▶ [Goal] Print out each record below, unaltered and complete, without its images.
# start of Input material
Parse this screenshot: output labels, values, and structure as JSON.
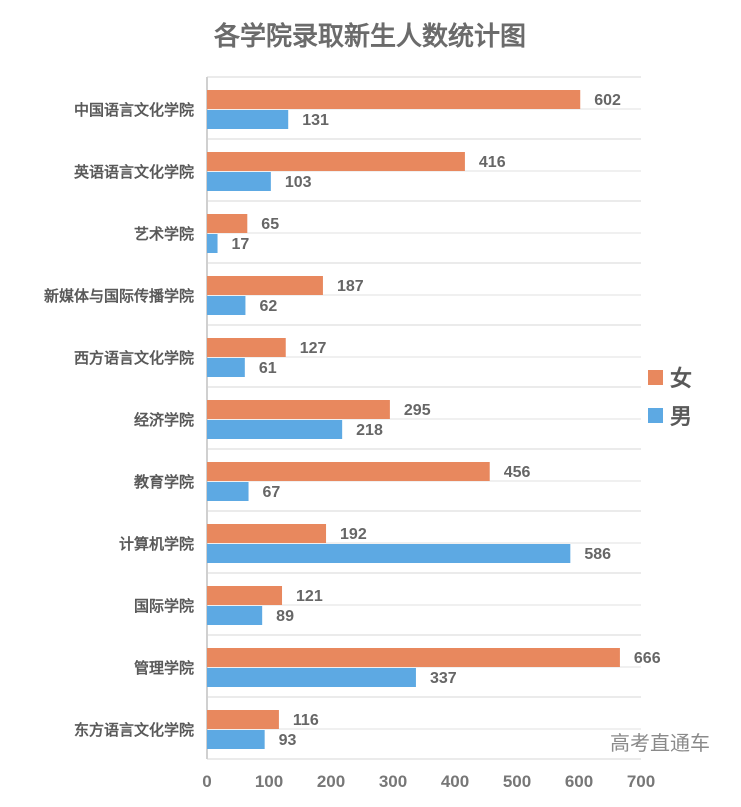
{
  "chart_data": {
    "type": "bar",
    "orientation": "horizontal",
    "title": "各学院录取新生人数统计图",
    "categories": [
      "中国语言文化学院",
      "英语语言文化学院",
      "艺术学院",
      "新媒体与国际传播学院",
      "西方语言文化学院",
      "经济学院",
      "教育学院",
      "计算机学院",
      "国际学院",
      "管理学院",
      "东方语言文化学院"
    ],
    "series": [
      {
        "name": "女",
        "color": "#E8885E",
        "values": [
          602,
          416,
          65,
          187,
          127,
          295,
          456,
          192,
          121,
          666,
          116
        ]
      },
      {
        "name": "男",
        "color": "#5DA9E3",
        "values": [
          131,
          103,
          17,
          62,
          61,
          218,
          67,
          586,
          89,
          337,
          93
        ]
      }
    ],
    "xlim": [
      0,
      700
    ],
    "xticks": [
      0,
      100,
      200,
      300,
      400,
      500,
      600,
      700
    ],
    "grid": true,
    "legend": "right",
    "data_labels": true
  },
  "watermark": "高考直通车"
}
# end of Input material
▶ [Reply to the exercise]
Parse this screenshot: output labels, values, and structure as JSON.
{
  "chart_data": {
    "type": "bar",
    "orientation": "horizontal",
    "title": "各学院录取新生人数统计图",
    "categories": [
      "中国语言文化学院",
      "英语语言文化学院",
      "艺术学院",
      "新媒体与国际传播学院",
      "西方语言文化学院",
      "经济学院",
      "教育学院",
      "计算机学院",
      "国际学院",
      "管理学院",
      "东方语言文化学院"
    ],
    "series": [
      {
        "name": "女",
        "color": "#E8885E",
        "values": [
          602,
          416,
          65,
          187,
          127,
          295,
          456,
          192,
          121,
          666,
          116
        ]
      },
      {
        "name": "男",
        "color": "#5DA9E3",
        "values": [
          131,
          103,
          17,
          62,
          61,
          218,
          67,
          586,
          89,
          337,
          93
        ]
      }
    ],
    "xlim": [
      0,
      700
    ],
    "xticks": [
      0,
      100,
      200,
      300,
      400,
      500,
      600,
      700
    ],
    "grid": true,
    "legend": "right",
    "data_labels": true
  },
  "watermark": "高考直通车"
}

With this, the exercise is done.